• [Task objective] List each line in which the string "JSON" appears.
—————
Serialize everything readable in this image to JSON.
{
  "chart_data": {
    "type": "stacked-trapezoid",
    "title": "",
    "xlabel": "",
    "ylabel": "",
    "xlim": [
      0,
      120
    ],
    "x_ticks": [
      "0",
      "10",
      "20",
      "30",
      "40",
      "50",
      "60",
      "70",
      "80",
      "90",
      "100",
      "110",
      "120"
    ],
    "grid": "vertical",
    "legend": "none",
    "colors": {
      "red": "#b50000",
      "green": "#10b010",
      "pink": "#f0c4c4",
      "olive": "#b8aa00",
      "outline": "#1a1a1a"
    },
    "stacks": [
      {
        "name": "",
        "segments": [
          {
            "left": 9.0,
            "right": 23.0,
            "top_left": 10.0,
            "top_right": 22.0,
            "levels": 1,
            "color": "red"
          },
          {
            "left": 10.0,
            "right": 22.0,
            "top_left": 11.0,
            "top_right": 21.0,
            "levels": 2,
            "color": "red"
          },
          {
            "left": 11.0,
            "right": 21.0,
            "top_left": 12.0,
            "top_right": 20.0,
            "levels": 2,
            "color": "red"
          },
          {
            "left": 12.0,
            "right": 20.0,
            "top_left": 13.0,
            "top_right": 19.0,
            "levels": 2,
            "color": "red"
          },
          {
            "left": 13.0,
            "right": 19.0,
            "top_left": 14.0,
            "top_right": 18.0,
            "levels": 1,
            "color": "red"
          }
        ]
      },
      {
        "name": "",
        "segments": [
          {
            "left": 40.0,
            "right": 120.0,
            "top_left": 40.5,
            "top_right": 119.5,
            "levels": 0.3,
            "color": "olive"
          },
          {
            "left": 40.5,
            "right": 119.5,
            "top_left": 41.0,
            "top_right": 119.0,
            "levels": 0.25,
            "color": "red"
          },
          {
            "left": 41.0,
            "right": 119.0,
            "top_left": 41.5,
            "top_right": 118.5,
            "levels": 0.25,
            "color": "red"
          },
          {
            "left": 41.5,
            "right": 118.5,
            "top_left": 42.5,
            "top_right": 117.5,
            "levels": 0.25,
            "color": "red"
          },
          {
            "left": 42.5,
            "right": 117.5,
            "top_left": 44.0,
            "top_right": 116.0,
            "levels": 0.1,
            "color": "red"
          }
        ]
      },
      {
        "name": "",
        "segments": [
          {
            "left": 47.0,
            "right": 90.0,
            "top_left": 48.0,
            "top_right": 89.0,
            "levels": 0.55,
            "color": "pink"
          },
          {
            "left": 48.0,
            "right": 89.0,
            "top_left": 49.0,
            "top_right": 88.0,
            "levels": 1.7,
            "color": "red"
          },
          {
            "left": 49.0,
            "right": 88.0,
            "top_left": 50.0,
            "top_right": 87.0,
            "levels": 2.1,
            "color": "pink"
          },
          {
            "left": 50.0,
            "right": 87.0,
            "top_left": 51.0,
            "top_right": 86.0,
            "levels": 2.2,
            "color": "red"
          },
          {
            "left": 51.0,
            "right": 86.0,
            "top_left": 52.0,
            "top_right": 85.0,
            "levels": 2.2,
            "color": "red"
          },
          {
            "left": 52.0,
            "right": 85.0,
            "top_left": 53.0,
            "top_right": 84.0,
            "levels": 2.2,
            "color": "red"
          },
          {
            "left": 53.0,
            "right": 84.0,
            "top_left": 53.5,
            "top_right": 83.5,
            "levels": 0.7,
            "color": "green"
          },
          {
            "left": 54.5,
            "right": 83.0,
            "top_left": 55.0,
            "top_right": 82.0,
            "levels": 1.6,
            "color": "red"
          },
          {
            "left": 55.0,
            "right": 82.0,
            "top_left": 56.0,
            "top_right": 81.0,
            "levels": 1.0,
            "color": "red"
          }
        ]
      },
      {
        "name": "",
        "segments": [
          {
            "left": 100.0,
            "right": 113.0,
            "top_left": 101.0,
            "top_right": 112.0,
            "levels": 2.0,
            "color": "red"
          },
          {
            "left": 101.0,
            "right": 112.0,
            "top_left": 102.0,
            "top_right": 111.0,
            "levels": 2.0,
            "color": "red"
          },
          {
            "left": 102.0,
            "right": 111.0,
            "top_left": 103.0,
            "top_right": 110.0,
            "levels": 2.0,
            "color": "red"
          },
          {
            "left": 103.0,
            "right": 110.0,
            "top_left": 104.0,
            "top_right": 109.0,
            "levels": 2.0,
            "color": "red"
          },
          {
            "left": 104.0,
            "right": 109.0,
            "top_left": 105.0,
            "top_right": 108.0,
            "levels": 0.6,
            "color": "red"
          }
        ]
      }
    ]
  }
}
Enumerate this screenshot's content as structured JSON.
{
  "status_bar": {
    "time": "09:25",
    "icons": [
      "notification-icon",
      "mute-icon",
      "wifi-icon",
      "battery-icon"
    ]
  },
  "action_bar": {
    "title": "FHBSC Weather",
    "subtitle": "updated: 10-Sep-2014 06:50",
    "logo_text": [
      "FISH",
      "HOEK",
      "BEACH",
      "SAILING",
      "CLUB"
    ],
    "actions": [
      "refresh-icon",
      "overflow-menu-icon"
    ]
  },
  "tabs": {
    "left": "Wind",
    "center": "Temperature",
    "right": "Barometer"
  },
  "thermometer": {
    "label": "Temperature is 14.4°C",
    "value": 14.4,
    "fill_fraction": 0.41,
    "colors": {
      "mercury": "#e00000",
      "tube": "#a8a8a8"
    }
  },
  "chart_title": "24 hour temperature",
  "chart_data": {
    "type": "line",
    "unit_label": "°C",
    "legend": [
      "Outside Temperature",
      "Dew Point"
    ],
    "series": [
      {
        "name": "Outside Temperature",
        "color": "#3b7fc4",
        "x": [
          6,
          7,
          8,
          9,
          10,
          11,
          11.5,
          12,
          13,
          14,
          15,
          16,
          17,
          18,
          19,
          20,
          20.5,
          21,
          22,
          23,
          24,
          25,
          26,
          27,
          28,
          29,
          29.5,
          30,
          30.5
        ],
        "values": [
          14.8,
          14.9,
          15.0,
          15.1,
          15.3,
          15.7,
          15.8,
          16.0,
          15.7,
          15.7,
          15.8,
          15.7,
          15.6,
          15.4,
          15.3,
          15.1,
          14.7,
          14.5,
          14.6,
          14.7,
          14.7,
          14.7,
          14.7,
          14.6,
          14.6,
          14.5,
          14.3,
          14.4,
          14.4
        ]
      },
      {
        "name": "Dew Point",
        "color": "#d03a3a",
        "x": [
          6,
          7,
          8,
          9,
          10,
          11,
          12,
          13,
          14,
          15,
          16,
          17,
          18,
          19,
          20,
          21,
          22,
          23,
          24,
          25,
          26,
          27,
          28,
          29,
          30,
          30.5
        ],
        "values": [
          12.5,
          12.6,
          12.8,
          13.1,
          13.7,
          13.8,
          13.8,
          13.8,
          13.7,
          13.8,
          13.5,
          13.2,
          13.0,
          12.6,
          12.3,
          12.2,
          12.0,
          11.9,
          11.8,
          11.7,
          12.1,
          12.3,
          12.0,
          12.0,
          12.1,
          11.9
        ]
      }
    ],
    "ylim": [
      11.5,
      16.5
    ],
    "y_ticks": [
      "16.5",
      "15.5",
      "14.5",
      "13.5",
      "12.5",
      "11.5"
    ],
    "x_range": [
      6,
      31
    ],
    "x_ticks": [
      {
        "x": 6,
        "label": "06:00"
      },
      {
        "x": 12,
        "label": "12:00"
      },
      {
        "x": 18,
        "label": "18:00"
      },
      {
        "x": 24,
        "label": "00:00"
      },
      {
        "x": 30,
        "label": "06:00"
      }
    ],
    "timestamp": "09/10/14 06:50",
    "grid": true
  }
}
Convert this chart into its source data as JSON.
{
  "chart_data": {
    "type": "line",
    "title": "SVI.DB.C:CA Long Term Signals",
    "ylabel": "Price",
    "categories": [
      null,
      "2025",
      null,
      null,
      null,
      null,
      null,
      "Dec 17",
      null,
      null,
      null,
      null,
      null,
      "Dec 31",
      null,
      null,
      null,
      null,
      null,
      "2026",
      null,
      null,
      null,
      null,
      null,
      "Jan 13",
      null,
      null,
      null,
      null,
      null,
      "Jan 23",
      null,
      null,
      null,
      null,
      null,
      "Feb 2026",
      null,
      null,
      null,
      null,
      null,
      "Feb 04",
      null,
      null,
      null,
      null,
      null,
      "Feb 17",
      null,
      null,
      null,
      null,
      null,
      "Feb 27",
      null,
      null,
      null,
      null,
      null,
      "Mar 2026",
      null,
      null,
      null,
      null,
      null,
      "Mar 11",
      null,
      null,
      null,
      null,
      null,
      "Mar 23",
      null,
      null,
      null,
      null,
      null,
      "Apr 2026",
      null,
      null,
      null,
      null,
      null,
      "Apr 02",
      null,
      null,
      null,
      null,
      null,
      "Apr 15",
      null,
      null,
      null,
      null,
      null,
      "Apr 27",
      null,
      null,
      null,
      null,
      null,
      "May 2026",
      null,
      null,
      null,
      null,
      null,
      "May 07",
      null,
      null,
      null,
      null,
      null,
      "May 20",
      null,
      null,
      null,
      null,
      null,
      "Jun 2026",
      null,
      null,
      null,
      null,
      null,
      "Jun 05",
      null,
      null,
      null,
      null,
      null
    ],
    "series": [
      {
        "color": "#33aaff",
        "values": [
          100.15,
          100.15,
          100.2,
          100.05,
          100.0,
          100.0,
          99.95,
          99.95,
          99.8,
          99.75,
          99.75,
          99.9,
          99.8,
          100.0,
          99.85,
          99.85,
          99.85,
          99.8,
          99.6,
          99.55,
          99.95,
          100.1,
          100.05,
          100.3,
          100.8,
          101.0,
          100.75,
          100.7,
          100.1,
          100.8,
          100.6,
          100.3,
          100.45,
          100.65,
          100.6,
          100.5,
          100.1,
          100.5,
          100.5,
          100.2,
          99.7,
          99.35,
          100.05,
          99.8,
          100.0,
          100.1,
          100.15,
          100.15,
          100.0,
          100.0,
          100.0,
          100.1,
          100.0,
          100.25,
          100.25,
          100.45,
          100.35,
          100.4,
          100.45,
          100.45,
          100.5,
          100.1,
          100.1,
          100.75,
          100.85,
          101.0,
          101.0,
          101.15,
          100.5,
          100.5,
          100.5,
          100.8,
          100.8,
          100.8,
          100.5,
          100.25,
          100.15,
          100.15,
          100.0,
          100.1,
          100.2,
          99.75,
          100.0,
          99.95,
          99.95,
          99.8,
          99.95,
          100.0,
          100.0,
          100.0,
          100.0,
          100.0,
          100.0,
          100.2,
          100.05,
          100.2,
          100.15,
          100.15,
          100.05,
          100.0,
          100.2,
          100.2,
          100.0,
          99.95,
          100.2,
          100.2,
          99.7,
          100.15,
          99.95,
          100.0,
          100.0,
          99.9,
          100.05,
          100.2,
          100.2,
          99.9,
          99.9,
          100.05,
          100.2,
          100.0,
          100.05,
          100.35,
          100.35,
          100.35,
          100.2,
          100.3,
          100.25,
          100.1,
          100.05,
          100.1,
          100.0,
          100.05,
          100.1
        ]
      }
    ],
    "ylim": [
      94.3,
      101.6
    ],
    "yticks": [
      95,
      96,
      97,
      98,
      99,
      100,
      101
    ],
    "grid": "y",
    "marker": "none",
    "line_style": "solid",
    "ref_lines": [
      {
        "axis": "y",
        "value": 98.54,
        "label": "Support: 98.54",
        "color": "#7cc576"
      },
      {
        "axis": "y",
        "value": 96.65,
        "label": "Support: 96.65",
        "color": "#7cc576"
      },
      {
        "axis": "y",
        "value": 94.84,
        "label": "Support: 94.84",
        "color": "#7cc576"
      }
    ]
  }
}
—————
• [Result of this task]
Serialize everything readable in this image to JSON.
Enumerate this screenshot's content as structured JSON.
Convert this chart into its source data as JSON.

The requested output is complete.